- [Items]:
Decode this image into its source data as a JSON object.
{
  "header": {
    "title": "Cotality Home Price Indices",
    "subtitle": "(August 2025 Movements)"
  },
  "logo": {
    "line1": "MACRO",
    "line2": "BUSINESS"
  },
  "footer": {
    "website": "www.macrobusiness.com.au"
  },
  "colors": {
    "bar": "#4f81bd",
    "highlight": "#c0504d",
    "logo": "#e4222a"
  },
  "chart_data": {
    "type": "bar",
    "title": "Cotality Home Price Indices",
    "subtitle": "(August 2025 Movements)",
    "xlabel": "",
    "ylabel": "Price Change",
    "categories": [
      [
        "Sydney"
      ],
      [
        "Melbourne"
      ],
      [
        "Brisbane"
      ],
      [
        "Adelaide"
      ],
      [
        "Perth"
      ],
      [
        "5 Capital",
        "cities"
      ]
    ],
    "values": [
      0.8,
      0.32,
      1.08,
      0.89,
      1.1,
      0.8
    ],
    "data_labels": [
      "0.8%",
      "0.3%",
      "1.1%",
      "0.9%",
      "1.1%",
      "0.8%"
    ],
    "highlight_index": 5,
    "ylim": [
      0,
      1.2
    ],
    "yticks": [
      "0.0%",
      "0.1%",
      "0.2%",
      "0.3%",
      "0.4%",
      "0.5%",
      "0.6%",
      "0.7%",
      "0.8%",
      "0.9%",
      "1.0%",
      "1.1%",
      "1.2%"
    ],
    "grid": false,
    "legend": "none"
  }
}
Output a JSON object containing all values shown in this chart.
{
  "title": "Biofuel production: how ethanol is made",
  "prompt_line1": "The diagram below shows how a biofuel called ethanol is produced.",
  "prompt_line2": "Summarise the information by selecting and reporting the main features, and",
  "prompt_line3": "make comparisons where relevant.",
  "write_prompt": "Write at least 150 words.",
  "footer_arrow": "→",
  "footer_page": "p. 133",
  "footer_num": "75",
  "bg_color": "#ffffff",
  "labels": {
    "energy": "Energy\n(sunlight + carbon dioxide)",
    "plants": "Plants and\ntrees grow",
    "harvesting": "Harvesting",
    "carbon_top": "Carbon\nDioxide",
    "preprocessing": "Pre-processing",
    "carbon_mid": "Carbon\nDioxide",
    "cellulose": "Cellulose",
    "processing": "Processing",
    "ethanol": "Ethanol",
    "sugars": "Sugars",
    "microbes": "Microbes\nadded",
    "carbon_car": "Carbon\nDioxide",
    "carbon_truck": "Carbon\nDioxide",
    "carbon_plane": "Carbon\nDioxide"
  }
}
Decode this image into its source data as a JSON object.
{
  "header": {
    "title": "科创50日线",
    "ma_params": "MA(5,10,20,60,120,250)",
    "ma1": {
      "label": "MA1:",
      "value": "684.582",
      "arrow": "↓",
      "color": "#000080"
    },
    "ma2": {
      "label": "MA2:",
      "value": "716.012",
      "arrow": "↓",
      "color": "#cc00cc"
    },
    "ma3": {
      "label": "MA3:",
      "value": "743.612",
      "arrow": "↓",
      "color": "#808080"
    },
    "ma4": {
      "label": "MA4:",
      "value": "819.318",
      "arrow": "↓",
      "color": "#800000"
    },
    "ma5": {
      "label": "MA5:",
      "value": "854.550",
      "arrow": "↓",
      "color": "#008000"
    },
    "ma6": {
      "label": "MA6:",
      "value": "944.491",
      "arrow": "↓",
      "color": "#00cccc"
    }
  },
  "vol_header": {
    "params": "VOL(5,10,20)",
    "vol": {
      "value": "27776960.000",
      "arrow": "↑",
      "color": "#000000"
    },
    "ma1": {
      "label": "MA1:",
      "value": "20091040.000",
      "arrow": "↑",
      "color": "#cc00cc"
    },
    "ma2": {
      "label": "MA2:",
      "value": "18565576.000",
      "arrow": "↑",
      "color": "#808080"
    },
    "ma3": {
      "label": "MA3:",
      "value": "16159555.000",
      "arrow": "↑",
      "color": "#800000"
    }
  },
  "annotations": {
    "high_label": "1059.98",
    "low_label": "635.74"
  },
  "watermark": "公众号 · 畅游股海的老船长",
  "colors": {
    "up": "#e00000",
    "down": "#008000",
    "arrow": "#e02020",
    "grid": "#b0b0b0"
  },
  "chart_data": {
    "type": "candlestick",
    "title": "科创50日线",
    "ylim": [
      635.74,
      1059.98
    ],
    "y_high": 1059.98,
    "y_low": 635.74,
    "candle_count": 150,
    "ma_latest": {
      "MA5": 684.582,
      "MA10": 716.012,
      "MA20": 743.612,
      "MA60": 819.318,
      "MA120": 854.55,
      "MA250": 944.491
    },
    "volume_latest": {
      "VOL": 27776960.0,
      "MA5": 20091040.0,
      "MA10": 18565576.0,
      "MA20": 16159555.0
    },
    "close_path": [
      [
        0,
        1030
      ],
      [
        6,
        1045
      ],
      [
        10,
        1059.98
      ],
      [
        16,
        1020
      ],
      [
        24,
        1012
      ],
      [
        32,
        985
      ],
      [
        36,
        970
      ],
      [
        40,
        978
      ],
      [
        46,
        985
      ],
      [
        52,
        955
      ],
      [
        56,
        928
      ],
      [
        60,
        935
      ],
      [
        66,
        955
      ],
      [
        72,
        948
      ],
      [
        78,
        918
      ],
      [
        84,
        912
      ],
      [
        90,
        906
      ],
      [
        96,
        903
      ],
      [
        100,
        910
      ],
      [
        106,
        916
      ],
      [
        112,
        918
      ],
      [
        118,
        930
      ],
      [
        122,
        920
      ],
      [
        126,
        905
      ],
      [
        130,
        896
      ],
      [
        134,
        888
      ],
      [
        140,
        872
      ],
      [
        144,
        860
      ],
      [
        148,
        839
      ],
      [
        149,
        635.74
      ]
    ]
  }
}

- [Challenge]: Print all of the entries exactly as they are written.

- [Written response]:
Decode this image into its source data as a JSON object.
{
  "header": {
    "title": "Cotality Home Price Indices",
    "subtitle": "(August 2025 Movements)"
  },
  "logo": {
    "line1": "MACRO",
    "line2": "BUSINESS"
  },
  "footer": {
    "website": "www.macrobusiness.com.au"
  },
  "colors": {
    "bar": "#4f81bd",
    "highlight": "#c0504d",
    "logo": "#e4222a"
  },
  "chart_data": {
    "type": "bar",
    "title": "Cotality Home Price Indices",
    "subtitle": "(August 2025 Movements)",
    "xlabel": "",
    "ylabel": "Price Change",
    "categories": [
      [
        "Sydney"
      ],
      [
        "Melbourne"
      ],
      [
        "Brisbane"
      ],
      [
        "Adelaide"
      ],
      [
        "Perth"
      ],
      [
        "5 Capital",
        "cities"
      ]
    ],
    "values": [
      0.8,
      0.32,
      1.08,
      0.89,
      1.1,
      0.8
    ],
    "data_labels": [
      "0.8%",
      "0.3%",
      "1.1%",
      "0.9%",
      "1.1%",
      "0.8%"
    ],
    "highlight_index": 5,
    "ylim": [
      0,
      1.2
    ],
    "yticks": [
      "0.0%",
      "0.1%",
      "0.2%",
      "0.3%",
      "0.4%",
      "0.5%",
      "0.6%",
      "0.7%",
      "0.8%",
      "0.9%",
      "1.0%",
      "1.1%",
      "1.2%"
    ],
    "grid": false,
    "legend": "none"
  }
}
Output a JSON object containing all values shown in this chart.
{
  "title": "Biofuel production: how ethanol is made",
  "prompt_line1": "The diagram below shows how a biofuel called ethanol is produced.",
  "prompt_line2": "Summarise the information by selecting and reporting the main features, and",
  "prompt_line3": "make comparisons where relevant.",
  "write_prompt": "Write at least 150 words.",
  "footer_arrow": "→",
  "footer_page": "p. 133",
  "footer_num": "75",
  "bg_color": "#ffffff",
  "labels": {
    "energy": "Energy\n(sunlight + carbon dioxide)",
    "plants": "Plants and\ntrees grow",
    "harvesting": "Harvesting",
    "carbon_top": "Carbon\nDioxide",
    "preprocessing": "Pre-processing",
    "carbon_mid": "Carbon\nDioxide",
    "cellulose": "Cellulose",
    "processing": "Processing",
    "ethanol": "Ethanol",
    "sugars": "Sugars",
    "microbes": "Microbes\nadded",
    "carbon_car": "Carbon\nDioxide",
    "carbon_truck": "Carbon\nDioxide",
    "carbon_plane": "Carbon\nDioxide"
  }
}
Decode this image into its source data as a JSON object.
{
  "header": {
    "title": "科创50日线",
    "ma_params": "MA(5,10,20,60,120,250)",
    "ma1": {
      "label": "MA1:",
      "value": "684.582",
      "arrow": "↓",
      "color": "#000080"
    },
    "ma2": {
      "label": "MA2:",
      "value": "716.012",
      "arrow": "↓",
      "color": "#cc00cc"
    },
    "ma3": {
      "label": "MA3:",
      "value": "743.612",
      "arrow": "↓",
      "color": "#808080"
    },
    "ma4": {
      "label": "MA4:",
      "value": "819.318",
      "arrow": "↓",
      "color": "#800000"
    },
    "ma5": {
      "label": "MA5:",
      "value": "854.550",
      "arrow": "↓",
      "color": "#008000"
    },
    "ma6": {
      "label": "MA6:",
      "value": "944.491",
      "arrow": "↓",
      "color": "#00cccc"
    }
  },
  "vol_header": {
    "params": "VOL(5,10,20)",
    "vol": {
      "value": "27776960.000",
      "arrow": "↑",
      "color": "#000000"
    },
    "ma1": {
      "label": "MA1:",
      "value": "20091040.000",
      "arrow": "↑",
      "color": "#cc00cc"
    },
    "ma2": {
      "label": "MA2:",
      "value": "18565576.000",
      "arrow": "↑",
      "color": "#808080"
    },
    "ma3": {
      "label": "MA3:",
      "value": "16159555.000",
      "arrow": "↑",
      "color": "#800000"
    }
  },
  "annotations": {
    "high_label": "1059.98",
    "low_label": "635.74"
  },
  "watermark": "公众号 · 畅游股海的老船长",
  "colors": {
    "up": "#e00000",
    "down": "#008000",
    "arrow": "#e02020",
    "grid": "#b0b0b0"
  },
  "chart_data": {
    "type": "candlestick",
    "title": "科创50日线",
    "ylim": [
      635.74,
      1059.98
    ],
    "y_high": 1059.98,
    "y_low": 635.74,
    "candle_count": 150,
    "ma_latest": {
      "MA5": 684.582,
      "MA10": 716.012,
      "MA20": 743.612,
      "MA60": 819.318,
      "MA120": 854.55,
      "MA250": 944.491
    },
    "volume_latest": {
      "VOL": 27776960.0,
      "MA5": 20091040.0,
      "MA10": 18565576.0,
      "MA20": 16159555.0
    },
    "close_path": [
      [
        0,
        1030
      ],
      [
        6,
        1045
      ],
      [
        10,
        1059.98
      ],
      [
        16,
        1020
      ],
      [
        24,
        1012
      ],
      [
        32,
        985
      ],
      [
        36,
        970
      ],
      [
        40,
        978
      ],
      [
        46,
        985
      ],
      [
        52,
        955
      ],
      [
        56,
        928
      ],
      [
        60,
        935
      ],
      [
        66,
        955
      ],
      [
        72,
        948
      ],
      [
        78,
        918
      ],
      [
        84,
        912
      ],
      [
        90,
        906
      ],
      [
        96,
        903
      ],
      [
        100,
        910
      ],
      [
        106,
        916
      ],
      [
        112,
        918
      ],
      [
        118,
        930
      ],
      [
        122,
        920
      ],
      [
        126,
        905
      ],
      [
        130,
        896
      ],
      [
        134,
        888
      ],
      [
        140,
        872
      ],
      [
        144,
        860
      ],
      [
        148,
        839
      ],
      [
        149,
        635.74
      ]
    ]
  }
}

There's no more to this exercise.